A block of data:
··········

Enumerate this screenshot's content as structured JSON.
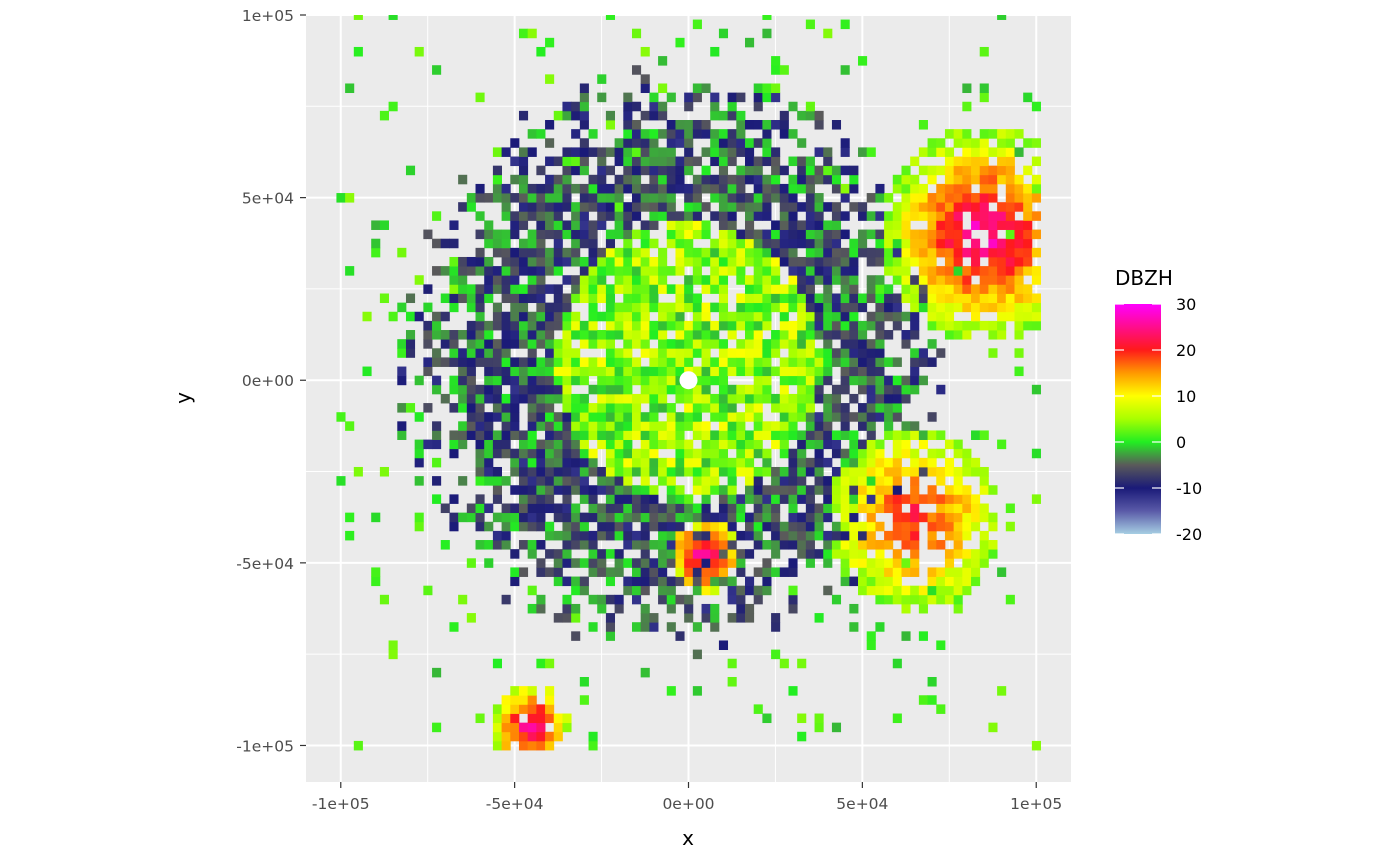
{
  "chart_data": {
    "type": "heatmap",
    "xlabel": "x",
    "ylabel": "y",
    "xlim": [
      -110000,
      110000
    ],
    "ylim": [
      -110000,
      100000
    ],
    "x_ticks": [
      {
        "value": -100000,
        "label": "-1e+05"
      },
      {
        "value": -50000,
        "label": "-5e+04"
      },
      {
        "value": 0,
        "label": "0e+00"
      },
      {
        "value": 50000,
        "label": "5e+04"
      },
      {
        "value": 100000,
        "label": "1e+05"
      }
    ],
    "y_ticks": [
      {
        "value": 100000,
        "label": "1e+05"
      },
      {
        "value": 50000,
        "label": "5e+04"
      },
      {
        "value": 0,
        "label": "0e+00"
      },
      {
        "value": -50000,
        "label": "-5e+04"
      },
      {
        "value": -100000,
        "label": "-1e+05"
      }
    ],
    "grid": true,
    "legend": {
      "title": "DBZH",
      "position": "right",
      "range": [
        -20,
        30
      ],
      "breaks": [
        {
          "value": 30,
          "label": "30"
        },
        {
          "value": 20,
          "label": "20"
        },
        {
          "value": 10,
          "label": "10"
        },
        {
          "value": 0,
          "label": "0"
        },
        {
          "value": -10,
          "label": "-10"
        },
        {
          "value": -20,
          "label": "-20"
        }
      ],
      "colors": [
        {
          "value": -20,
          "color": "#a6cee3"
        },
        {
          "value": -15,
          "color": "#5a5aa8"
        },
        {
          "value": -10,
          "color": "#1a1a78"
        },
        {
          "value": -5,
          "color": "#5a5a5a"
        },
        {
          "value": 0,
          "color": "#22ee22"
        },
        {
          "value": 5,
          "color": "#a8ff00"
        },
        {
          "value": 10,
          "color": "#ffff00"
        },
        {
          "value": 15,
          "color": "#ff9900"
        },
        {
          "value": 20,
          "color": "#ff1a1a"
        },
        {
          "value": 30,
          "color": "#ff00ff"
        }
      ]
    },
    "colors": {
      "panel": "#ebebeb",
      "gridline": "#ffffff"
    },
    "radar_center": [
      0,
      0
    ],
    "field_regions": [
      {
        "name": "inner-core",
        "x": 0,
        "y": 5000,
        "radius": 38000,
        "value_range": [
          -2,
          10
        ]
      },
      {
        "name": "outer-clutter",
        "x": -5000,
        "y": 5000,
        "radius": 70000,
        "value_range": [
          -12,
          0
        ]
      },
      {
        "name": "southwest-cells",
        "x": -45000,
        "y": -95000,
        "radius": 12000,
        "value_range": [
          5,
          28
        ]
      },
      {
        "name": "south-cell",
        "x": 5000,
        "y": -48000,
        "radius": 10000,
        "value_range": [
          8,
          28
        ]
      },
      {
        "name": "southeast-band",
        "x": 65000,
        "y": -38000,
        "radius": 25000,
        "value_range": [
          4,
          22
        ]
      },
      {
        "name": "northeast-cells",
        "x": 85000,
        "y": 40000,
        "radius": 30000,
        "value_range": [
          3,
          28
        ]
      }
    ]
  }
}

··········

Note how many lines in the material hold the word "cells", and give that number with nothing added.

TASK ANSWER: 2